> _Dataset excerpts_:

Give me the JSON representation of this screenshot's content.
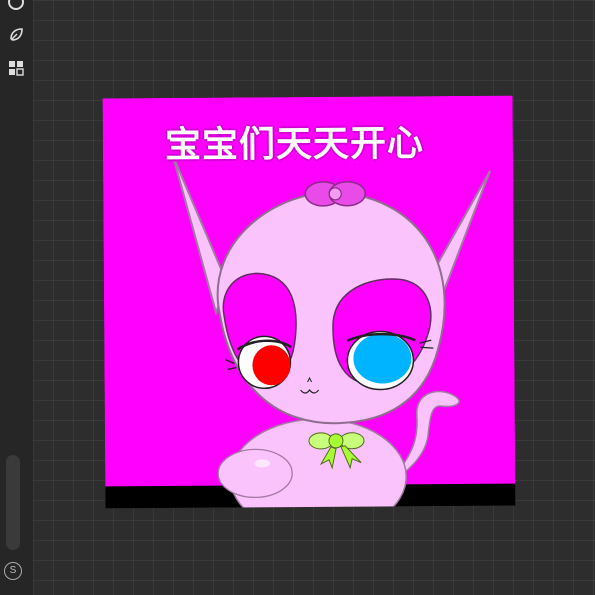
{
  "toolbar": {
    "tools": [
      {
        "icon": "circle-icon"
      },
      {
        "icon": "leaf-icon"
      },
      {
        "icon": "grid-icon"
      }
    ],
    "bottom_button_label": "S"
  },
  "artwork": {
    "caption": "宝宝们天天开心",
    "background_color": "#ff00ff",
    "cat_color": "#fbc3fb",
    "left_eye_color": "#ff0000",
    "right_eye_color": "#00b4ff",
    "bow_color": "#e94be9",
    "collar_bow_color": "#a7ff33"
  }
}
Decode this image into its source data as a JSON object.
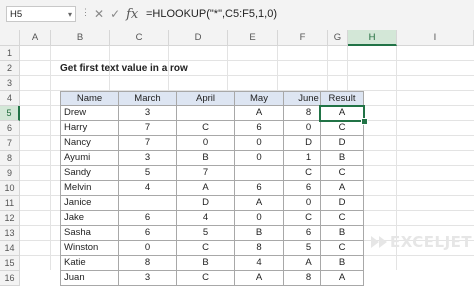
{
  "formula_bar": {
    "name_box": "H5",
    "formula": "=HLOOKUP(\"*\",C5:F5,1,0)",
    "icons": [
      "dots-icon",
      "cancel-icon",
      "enter-icon",
      "fx-icon"
    ]
  },
  "columns": [
    "A",
    "B",
    "C",
    "D",
    "E",
    "F",
    "G",
    "H",
    "I"
  ],
  "rows": [
    "1",
    "2",
    "3",
    "4",
    "5",
    "6",
    "7",
    "8",
    "9",
    "10",
    "11",
    "12",
    "13",
    "14",
    "15",
    "16"
  ],
  "title": "Get first text value in a row",
  "table": {
    "headers": [
      "Name",
      "March",
      "April",
      "May",
      "June"
    ],
    "rows": [
      [
        "Drew",
        "3",
        "",
        "A",
        "8"
      ],
      [
        "Harry",
        "7",
        "C",
        "6",
        "0"
      ],
      [
        "Nancy",
        "7",
        "0",
        "0",
        "D"
      ],
      [
        "Ayumi",
        "3",
        "B",
        "0",
        "1"
      ],
      [
        "Sandy",
        "5",
        "7",
        "",
        "C"
      ],
      [
        "Melvin",
        "4",
        "A",
        "6",
        "6"
      ],
      [
        "Janice",
        "",
        "D",
        "A",
        "0"
      ],
      [
        "Jake",
        "6",
        "4",
        "0",
        "C"
      ],
      [
        "Sasha",
        "6",
        "5",
        "B",
        "6"
      ],
      [
        "Winston",
        "0",
        "C",
        "8",
        "5"
      ],
      [
        "Katie",
        "8",
        "B",
        "4",
        "A"
      ],
      [
        "Juan",
        "3",
        "C",
        "A",
        "8"
      ]
    ]
  },
  "result": {
    "header": "Result",
    "values": [
      "A",
      "C",
      "D",
      "B",
      "C",
      "A",
      "D",
      "C",
      "B",
      "C",
      "B",
      "A"
    ]
  },
  "logo": {
    "text": "EXCELJET",
    "color": "#e6e6e6"
  },
  "colors": {
    "accent": "#217346",
    "header_fill": "#dde5f2"
  }
}
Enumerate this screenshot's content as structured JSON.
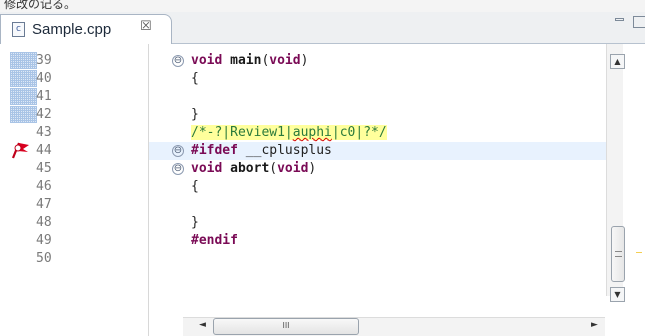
{
  "header": {
    "cut_text": "修改の记る。"
  },
  "tab": {
    "icon_letter": "c",
    "label": "Sample.cpp",
    "close_glyph": "☒"
  },
  "window": {
    "minimize_glyph": "",
    "maximize_glyph": ""
  },
  "editor": {
    "lines": [
      {
        "number": "39",
        "fold": true,
        "fold_glyph": "⊖",
        "code_html": "<span class=\"kw\">void</span> <span class=\"fn\">main</span>(<span class=\"kw\">void</span>)"
      },
      {
        "number": "40",
        "fold": false,
        "code_html": "{"
      },
      {
        "number": "41",
        "fold": false,
        "code_html": ""
      },
      {
        "number": "42",
        "fold": false,
        "code_html": "}"
      },
      {
        "number": "43",
        "fold": false,
        "code_html": "<span class=\"review\">/*-?|Review1|<span class=\"squig\">auphi</span>|c0|?*/</span>"
      },
      {
        "number": "44",
        "fold": true,
        "fold_glyph": "⊖",
        "code_html": "<span class=\"kw\">#ifdef</span> __cplusplus"
      },
      {
        "number": "45",
        "fold": true,
        "fold_glyph": "⊖",
        "code_html": "<span class=\"kw\">void</span> <span class=\"fn\">abort</span>(<span class=\"kw\">void</span>)"
      },
      {
        "number": "46",
        "fold": false,
        "code_html": "{"
      },
      {
        "number": "47",
        "fold": false,
        "code_html": ""
      },
      {
        "number": "48",
        "fold": false,
        "code_html": "}"
      },
      {
        "number": "49",
        "fold": false,
        "code_html": "<span class=\"kw\">#endif</span>"
      },
      {
        "number": "50",
        "fold": false,
        "code_html": ""
      }
    ],
    "highlighted_line": "43"
  },
  "scrollbars": {
    "up": "▲",
    "down": "▼",
    "grip": "≡",
    "left": "◄",
    "right": "►",
    "h_grip": "III"
  }
}
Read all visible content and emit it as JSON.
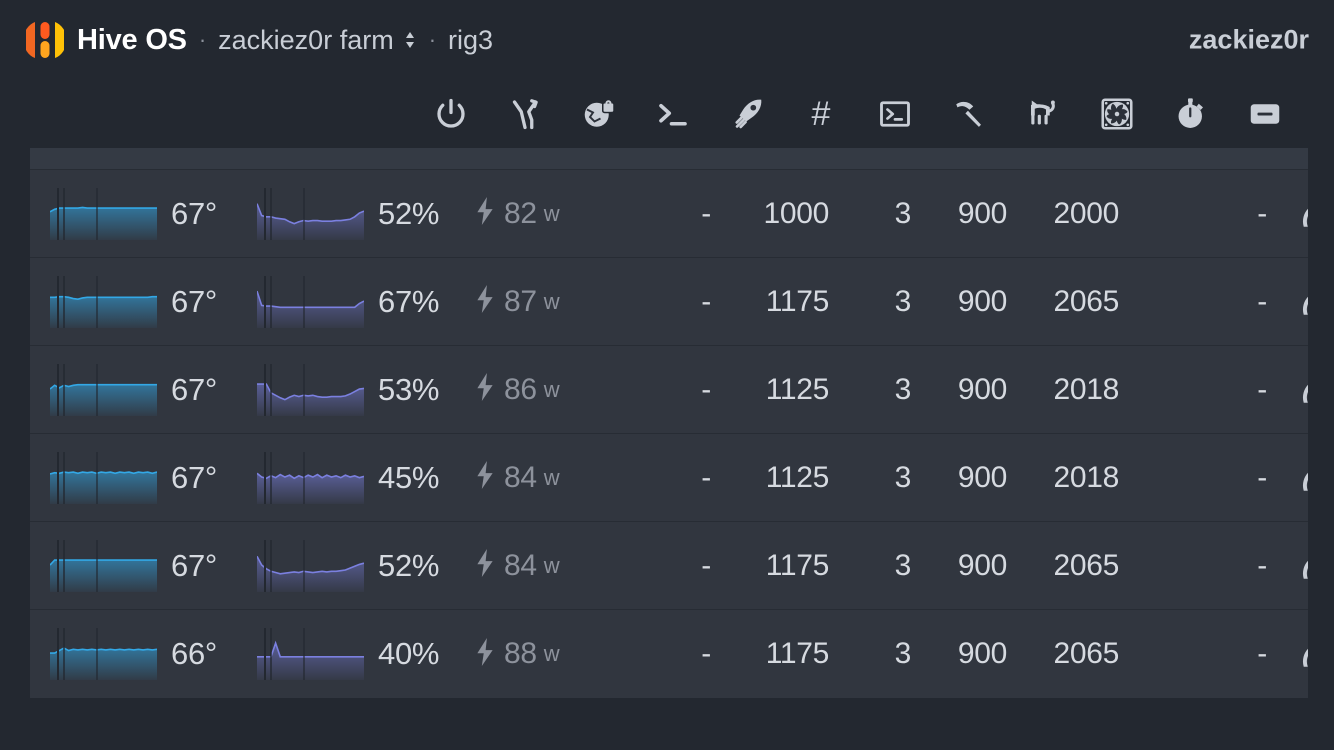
{
  "header": {
    "brand": "Hive OS",
    "separator": "·",
    "farm": "zackiez0r farm",
    "rig": "rig3",
    "user": "zackiez0r",
    "logo_colors": {
      "left": "#f26722",
      "middle_top": "#ff5a1f",
      "middle_bottom": "#ffa51f",
      "right": "#ffc107"
    }
  },
  "toolbar": {
    "buttons": [
      {
        "name": "power-icon",
        "label": "Power"
      },
      {
        "name": "shuffle-icon",
        "label": "Switch"
      },
      {
        "name": "globe-lock-icon",
        "label": "VPN"
      },
      {
        "name": "terminal-prompt-icon",
        "label": "Run command"
      },
      {
        "name": "rocket-icon",
        "label": "Boost"
      },
      {
        "name": "hashtag-icon",
        "label": "Tags"
      },
      {
        "name": "console-box-icon",
        "label": "Console"
      },
      {
        "name": "pickaxe-icon",
        "label": "Miner"
      },
      {
        "name": "watchdog-icon",
        "label": "Watchdog"
      },
      {
        "name": "fan-icon",
        "label": "Fans"
      },
      {
        "name": "stopwatch-icon",
        "label": "Benchmark"
      },
      {
        "name": "minus-box-icon",
        "label": "Collapse"
      }
    ]
  },
  "table": {
    "columns": [
      "temp_chart",
      "temp",
      "load_chart",
      "load",
      "power",
      "dash1",
      "fan",
      "pwm",
      "mem",
      "core",
      "dash2",
      "gauge"
    ],
    "rows": [
      {
        "temp": "67°",
        "load": "52%",
        "power": "82",
        "power_unit": "w",
        "dash1": "-",
        "fan": "1000",
        "pwm": "3",
        "mem": "900",
        "core": "2000",
        "dash2": "-"
      },
      {
        "temp": "67°",
        "load": "67%",
        "power": "87",
        "power_unit": "w",
        "dash1": "-",
        "fan": "1175",
        "pwm": "3",
        "mem": "900",
        "core": "2065",
        "dash2": "-"
      },
      {
        "temp": "67°",
        "load": "53%",
        "power": "86",
        "power_unit": "w",
        "dash1": "-",
        "fan": "1125",
        "pwm": "3",
        "mem": "900",
        "core": "2018",
        "dash2": "-"
      },
      {
        "temp": "67°",
        "load": "45%",
        "power": "84",
        "power_unit": "w",
        "dash1": "-",
        "fan": "1125",
        "pwm": "3",
        "mem": "900",
        "core": "2018",
        "dash2": "-"
      },
      {
        "temp": "67°",
        "load": "52%",
        "power": "84",
        "power_unit": "w",
        "dash1": "-",
        "fan": "1175",
        "pwm": "3",
        "mem": "900",
        "core": "2065",
        "dash2": "-"
      },
      {
        "temp": "66°",
        "load": "40%",
        "power": "88",
        "power_unit": "w",
        "dash1": "-",
        "fan": "1175",
        "pwm": "3",
        "mem": "900",
        "core": "2065",
        "dash2": "-"
      }
    ]
  },
  "colors": {
    "page_bg": "#232830",
    "row_bg": "#31363f",
    "row_divider": "#272c34",
    "text_primary": "#d6dae0",
    "text_muted": "#8d929c",
    "temp_line": "#33a8e6",
    "load_line": "#7b80e0"
  },
  "chart_data": {
    "type": "line",
    "title": "",
    "xlabel": "",
    "ylabel": "",
    "sparklines": [
      {
        "row": 1,
        "temp_series": {
          "name": "GPU temperature",
          "color": "#33a8e6",
          "values": [
            82,
            86,
            88,
            88,
            88,
            88,
            88,
            89,
            88,
            88,
            88,
            88,
            88,
            88,
            88,
            88,
            88,
            88,
            88,
            88,
            88,
            88,
            88,
            88
          ]
        },
        "load_series": {
          "name": "GPU load",
          "color": "#7b80e0",
          "values": [
            95,
            76,
            74,
            74,
            72,
            71,
            70,
            66,
            63,
            66,
            68,
            67,
            68,
            68,
            67,
            67,
            67,
            68,
            68,
            69,
            70,
            74,
            80,
            83
          ]
        }
      },
      {
        "row": 2,
        "temp_series": {
          "name": "GPU temperature",
          "color": "#33a8e6",
          "values": [
            86,
            86,
            87,
            87,
            86,
            84,
            83,
            85,
            86,
            86,
            86,
            86,
            86,
            86,
            86,
            86,
            86,
            86,
            86,
            86,
            86,
            86,
            87,
            87
          ]
        },
        "load_series": {
          "name": "GPU load",
          "color": "#7b80e0",
          "values": [
            96,
            73,
            72,
            72,
            71,
            70,
            70,
            70,
            70,
            70,
            70,
            70,
            70,
            70,
            70,
            70,
            70,
            70,
            70,
            70,
            70,
            70,
            76,
            80
          ]
        }
      },
      {
        "row": 3,
        "temp_series": {
          "name": "GPU temperature",
          "color": "#33a8e6",
          "values": [
            80,
            86,
            82,
            86,
            84,
            86,
            87,
            87,
            87,
            87,
            87,
            87,
            87,
            87,
            87,
            87,
            87,
            87,
            87,
            87,
            87,
            87,
            87,
            87
          ]
        },
        "load_series": {
          "name": "GPU load",
          "color": "#7b80e0",
          "values": [
            88,
            88,
            88,
            74,
            70,
            66,
            63,
            67,
            70,
            68,
            70,
            69,
            70,
            68,
            67,
            67,
            68,
            68,
            68,
            69,
            72,
            76,
            80,
            81
          ]
        }
      },
      {
        "row": 4,
        "temp_series": {
          "name": "GPU temperature",
          "color": "#33a8e6",
          "values": [
            85,
            87,
            86,
            88,
            87,
            88,
            86,
            88,
            87,
            88,
            86,
            88,
            87,
            88,
            86,
            88,
            87,
            88,
            86,
            88,
            87,
            88,
            86,
            88
          ]
        },
        "load_series": {
          "name": "GPU load",
          "color": "#7b80e0",
          "values": [
            86,
            80,
            78,
            82,
            79,
            84,
            80,
            83,
            78,
            82,
            79,
            83,
            80,
            84,
            79,
            83,
            80,
            82,
            79,
            83,
            80,
            82,
            79,
            81
          ]
        }
      },
      {
        "row": 5,
        "temp_series": {
          "name": "GPU temperature",
          "color": "#33a8e6",
          "values": [
            80,
            88,
            88,
            88,
            88,
            88,
            88,
            88,
            88,
            88,
            88,
            88,
            88,
            88,
            88,
            88,
            88,
            88,
            88,
            88,
            88,
            88,
            88,
            88
          ]
        },
        "load_series": {
          "name": "GPU load",
          "color": "#7b80e0",
          "values": [
            94,
            80,
            74,
            70,
            68,
            66,
            67,
            68,
            69,
            68,
            70,
            69,
            68,
            69,
            70,
            69,
            70,
            70,
            71,
            72,
            75,
            78,
            81,
            83
          ]
        }
      },
      {
        "row": 6,
        "temp_series": {
          "name": "GPU temperature",
          "color": "#33a8e6",
          "values": [
            80,
            80,
            84,
            88,
            84,
            86,
            85,
            86,
            85,
            86,
            85,
            86,
            85,
            86,
            85,
            86,
            85,
            86,
            85,
            86,
            85,
            86,
            85,
            86
          ]
        },
        "load_series": {
          "name": "GPU load",
          "color": "#7b80e0",
          "values": [
            74,
            74,
            74,
            74,
            96,
            74,
            74,
            74,
            74,
            74,
            74,
            74,
            74,
            74,
            74,
            74,
            74,
            74,
            74,
            74,
            74,
            74,
            74,
            74
          ]
        }
      }
    ]
  }
}
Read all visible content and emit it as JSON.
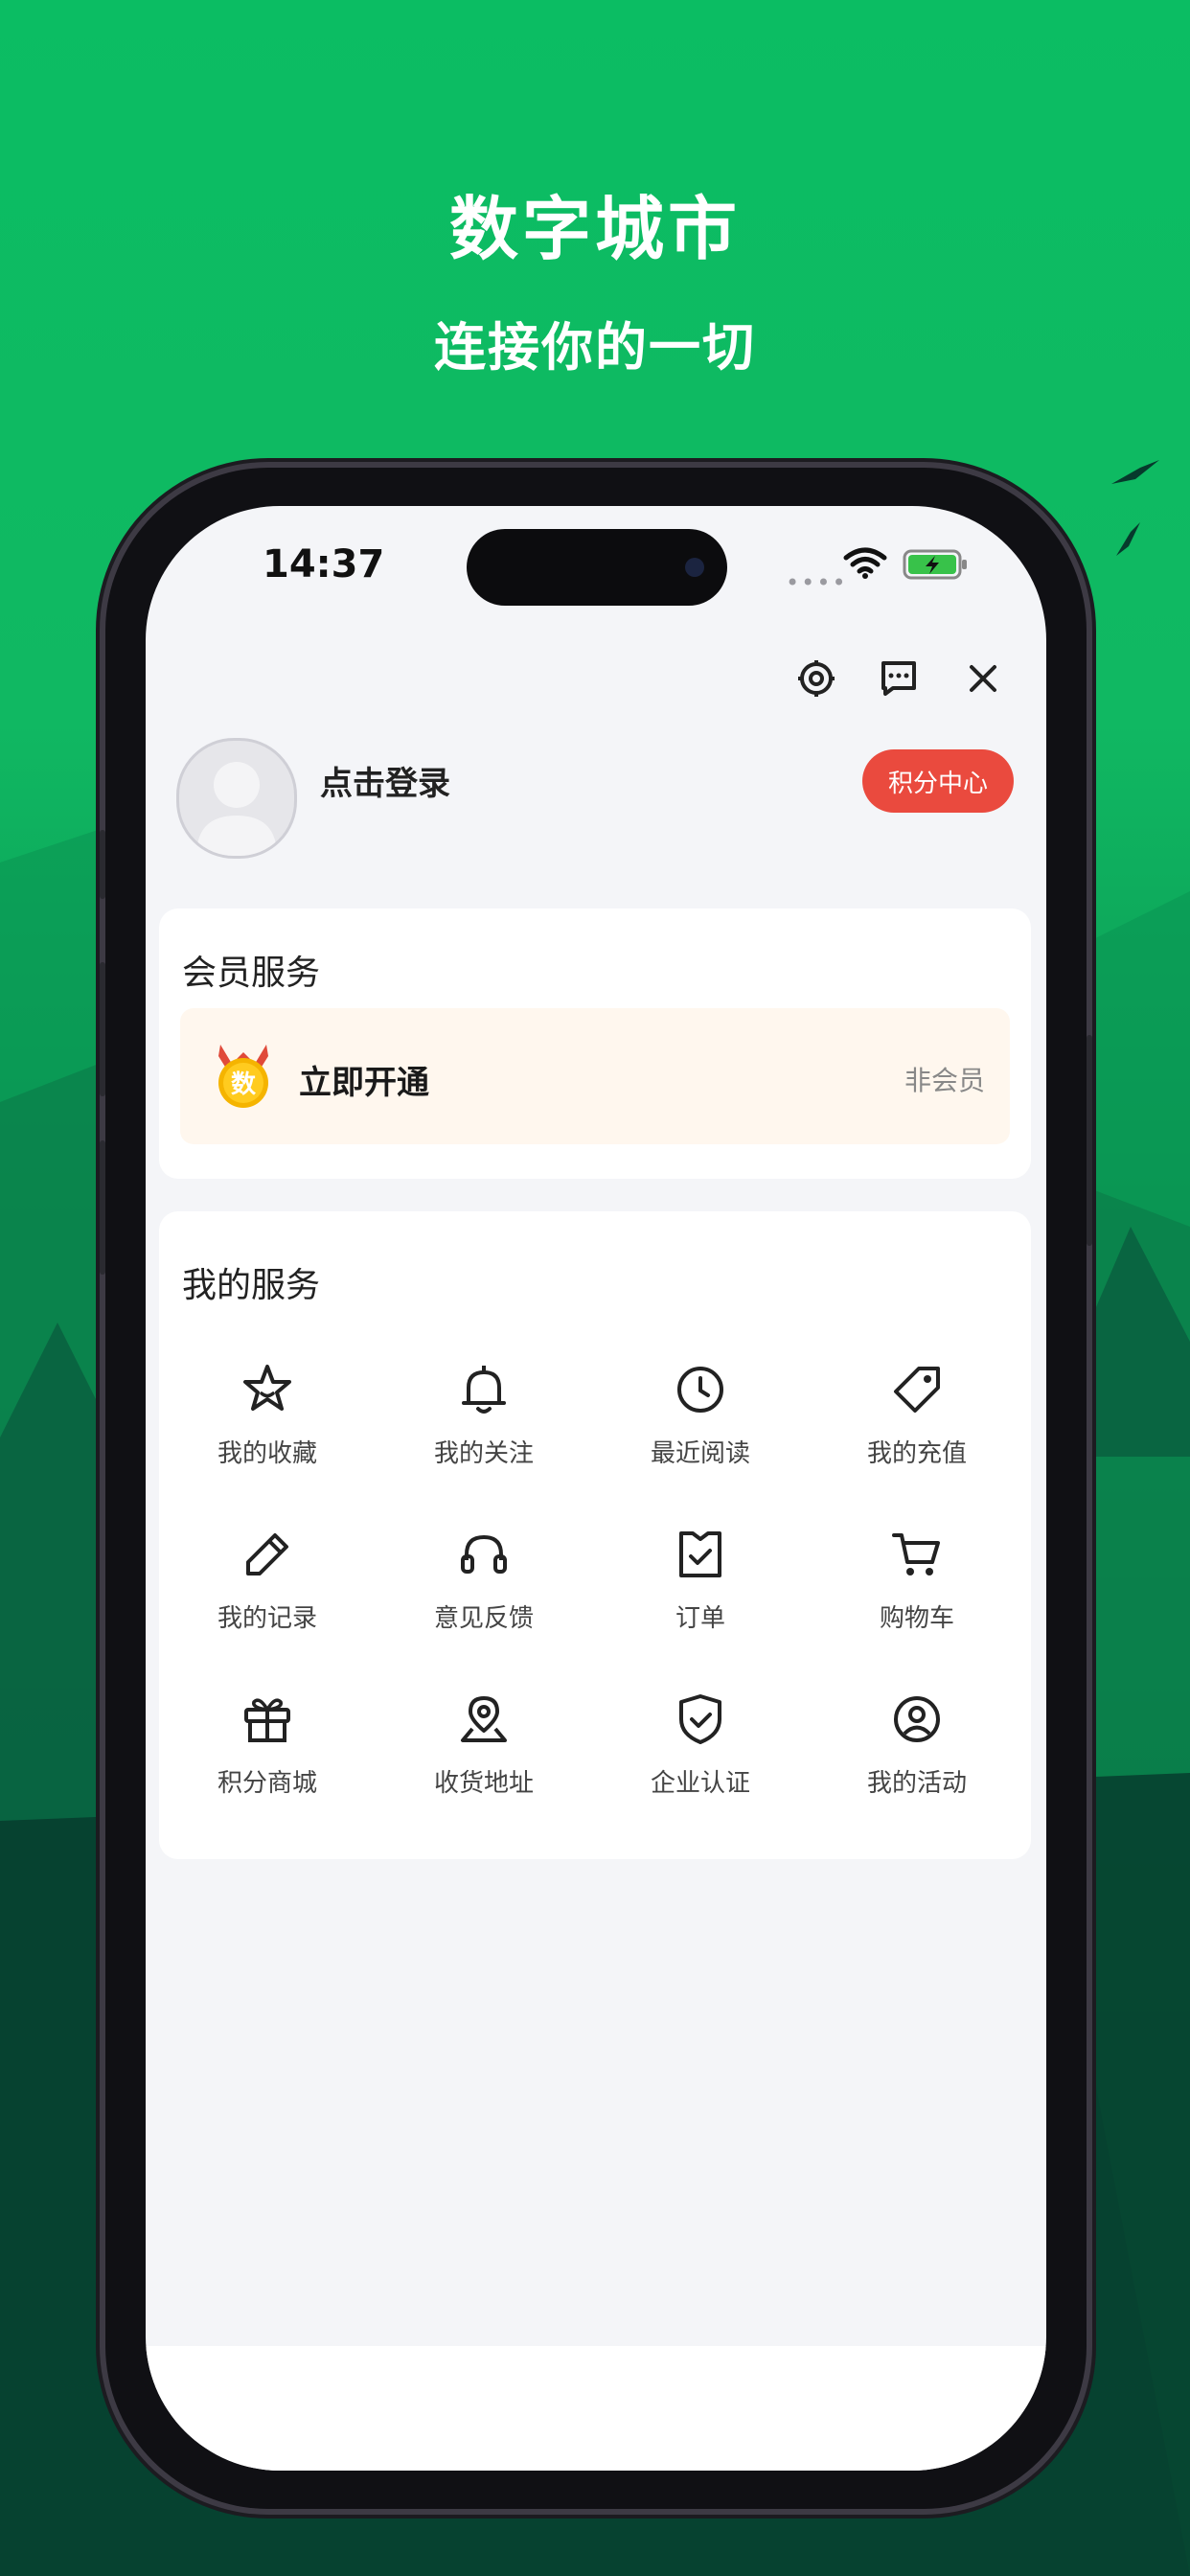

> _WHAT THE TASK ASKS_: Copy every line of the records above that holds the word "JSON".

> _WRITTEN SOLUTION_:
Give me the JSON representation of this screenshot's content.
Decode this image into its source data as a JSON object.
Enumerate this screenshot's content as structured JSON.
Read all visible content and emit it as JSON.
Read all visible content and emit it as JSON.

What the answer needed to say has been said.